### Stated exercise
Write out the full listing exactly as given, minus the images.

--- Records provided ---

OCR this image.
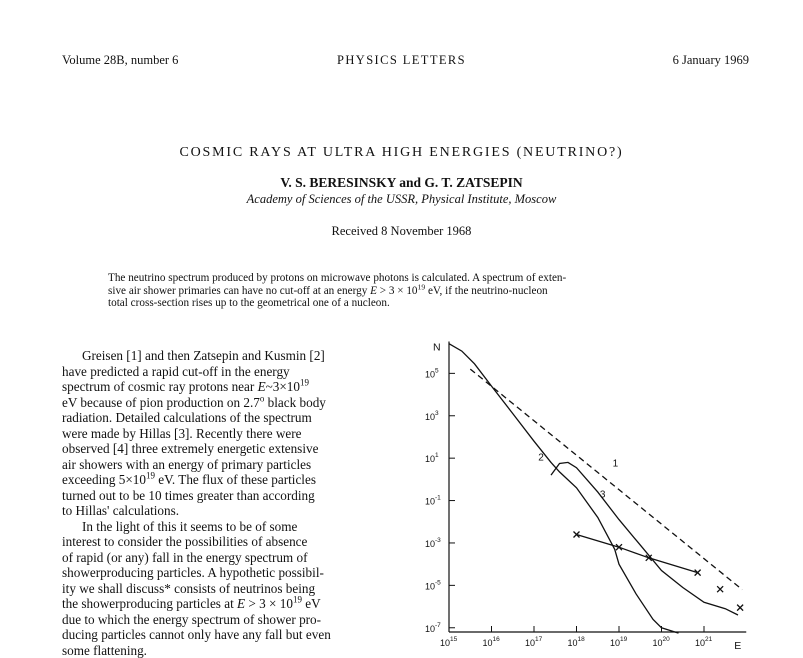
Volume 28B, number 6	PHYSICS LETTERS	6 January 1969
COSMIC RAYS AT ULTRA HIGH ENERGIES (NEUTRINO?)
V. S. BERESINSKY and G. T. ZATSEPIN
Academy of Sciences of the USSR, Physical Institute, Moscow
Received 8 November 1968
The neutrino spectrum produced by protons on microwave photons is calculated. A spectrum of exten-
sive air shower primaries can have no cut-off at an energy $E > 3 \times 10^{19}$ eV, if the neutrino-nucleon
total cross-section rises up to the geometrical one of a nucleon.
Greisen [1] and then Zatsepin and Kusmin [2]
have predicted a rapid cut-off in the energy
spectrum of cosmic ray protons near $E\sim 3\times 10^{19}$
eV because of pion production on 2.7$^o$ black body
radiation. Detailed calculations of the spectrum
were made by Hillas [3]. Recently there were
observed [4] three extremely energetic extensive
air showers with an energy of primary particles
exceeding $5\times 10^{19}$ eV. The flux of these particles
turned out to be 10 times greater than according
to Hillas' calculations.
In the light of this it seems to be of some
interest to consider the possibilities of absence
of rapid (or any) fall in the energy spectrum of
showerproducing particles. A hypothetic possibil-
ity we shall discuss* consists of neutrinos being
the showerproducing particles at $E > 3 \times 10^{19}$ eV
due to which the energy spectrum of shower pro-
ducing particles cannot only have any fall but even
some flattening.
N
E
$10^5$
$10^3$
$10^1$
$10^{-1}$
$10^{-3}$
$10^{-5}$
$10^{-7}$
$10^{15}$	$10^{16}$	$10^{17}$	$10^{18}$	$10^{19}$	$10^{20}$	$10^{21}$
1
2
3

---

### Response to this task
OCR this image.
Volume 28B, number 6	PHYSICS LETTERS	6 January 1969
COSMIC RAYS AT ULTRA HIGH ENERGIES (NEUTRINO?)
V. S. BERESINSKY and G. T. ZATSEPIN
Academy of Sciences of the USSR, Physical Institute, Moscow
Received 8 November 1968
The neutrino spectrum produced by protons on microwave photons is calculated. A spectrum of exten-
sive air shower primaries can have no cut-off at an energy $E > 3 \times 10^{19}$ eV, if the neutrino-nucleon
total cross-section rises up to the geometrical one of a nucleon.
Greisen [1] and then Zatsepin and Kusmin [2]
have predicted a rapid cut-off in the energy
spectrum of cosmic ray protons near $E\sim 3\times 10^{19}$
eV because of pion production on 2.7$^o$ black body
radiation. Detailed calculations of the spectrum
were made by Hillas [3]. Recently there were
observed [4] three extremely energetic extensive
air showers with an energy of primary particles
exceeding $5\times 10^{19}$ eV. The flux of these particles
turned out to be 10 times greater than according
to Hillas' calculations.
In the light of this it seems to be of some
interest to consider the possibilities of absence
of rapid (or any) fall in the energy spectrum of
showerproducing particles. A hypothetic possibil-
ity we shall discuss* consists of neutrinos being
the showerproducing particles at $E > 3 \times 10^{19}$ eV
due to which the energy spectrum of shower pro-
ducing particles cannot only have any fall but even
some flattening.
N
E
$10^5$
$10^3$
$10^1$
$10^{-1}$
$10^{-3}$
$10^{-5}$
$10^{-7}$
$10^{15}$	$10^{16}$	$10^{17}$	$10^{18}$	$10^{19}$	$10^{20}$	$10^{21}$
1
2
3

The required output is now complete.